START

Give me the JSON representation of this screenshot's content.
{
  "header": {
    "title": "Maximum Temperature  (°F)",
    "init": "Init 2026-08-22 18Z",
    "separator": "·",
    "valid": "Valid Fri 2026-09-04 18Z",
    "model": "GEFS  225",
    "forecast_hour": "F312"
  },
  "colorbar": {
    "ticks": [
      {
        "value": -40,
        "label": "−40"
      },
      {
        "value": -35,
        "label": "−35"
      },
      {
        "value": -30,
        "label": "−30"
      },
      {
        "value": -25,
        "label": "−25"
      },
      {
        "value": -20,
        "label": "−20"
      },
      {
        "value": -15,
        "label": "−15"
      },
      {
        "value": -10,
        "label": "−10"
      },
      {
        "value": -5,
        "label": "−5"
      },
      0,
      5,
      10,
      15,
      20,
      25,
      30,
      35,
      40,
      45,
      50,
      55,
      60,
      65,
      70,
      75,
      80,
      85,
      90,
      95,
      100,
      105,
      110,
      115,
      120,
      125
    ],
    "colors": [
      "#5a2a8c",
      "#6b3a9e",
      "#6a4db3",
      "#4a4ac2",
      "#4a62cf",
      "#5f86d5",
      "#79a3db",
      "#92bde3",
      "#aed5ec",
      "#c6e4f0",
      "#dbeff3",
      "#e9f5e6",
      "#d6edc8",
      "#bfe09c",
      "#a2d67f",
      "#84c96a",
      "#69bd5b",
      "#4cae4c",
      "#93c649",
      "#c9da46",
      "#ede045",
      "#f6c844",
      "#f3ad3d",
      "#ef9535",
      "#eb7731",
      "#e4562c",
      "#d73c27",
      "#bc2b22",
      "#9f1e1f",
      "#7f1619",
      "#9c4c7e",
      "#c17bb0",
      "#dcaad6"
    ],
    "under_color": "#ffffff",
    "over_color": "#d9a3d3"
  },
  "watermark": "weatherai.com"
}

END

Your task is to transcribe the listing above in full, exactly as given.

Give me the JSON representation of this screenshot's content.
{
  "header": {
    "title": "Maximum Temperature  (°F)",
    "init": "Init 2026-08-22 18Z",
    "separator": "·",
    "valid": "Valid Fri 2026-09-04 18Z",
    "model": "GEFS  225",
    "forecast_hour": "F312"
  },
  "colorbar": {
    "ticks": [
      {
        "value": -40,
        "label": "−40"
      },
      {
        "value": -35,
        "label": "−35"
      },
      {
        "value": -30,
        "label": "−30"
      },
      {
        "value": -25,
        "label": "−25"
      },
      {
        "value": -20,
        "label": "−20"
      },
      {
        "value": -15,
        "label": "−15"
      },
      {
        "value": -10,
        "label": "−10"
      },
      {
        "value": -5,
        "label": "−5"
      },
      0,
      5,
      10,
      15,
      20,
      25,
      30,
      35,
      40,
      45,
      50,
      55,
      60,
      65,
      70,
      75,
      80,
      85,
      90,
      95,
      100,
      105,
      110,
      115,
      120,
      125
    ],
    "colors": [
      "#5a2a8c",
      "#6b3a9e",
      "#6a4db3",
      "#4a4ac2",
      "#4a62cf",
      "#5f86d5",
      "#79a3db",
      "#92bde3",
      "#aed5ec",
      "#c6e4f0",
      "#dbeff3",
      "#e9f5e6",
      "#d6edc8",
      "#bfe09c",
      "#a2d67f",
      "#84c96a",
      "#69bd5b",
      "#4cae4c",
      "#93c649",
      "#c9da46",
      "#ede045",
      "#f6c844",
      "#f3ad3d",
      "#ef9535",
      "#eb7731",
      "#e4562c",
      "#d73c27",
      "#bc2b22",
      "#9f1e1f",
      "#7f1619",
      "#9c4c7e",
      "#c17bb0",
      "#dcaad6"
    ],
    "under_color": "#ffffff",
    "over_color": "#d9a3d3"
  },
  "watermark": "weatherai.com"
}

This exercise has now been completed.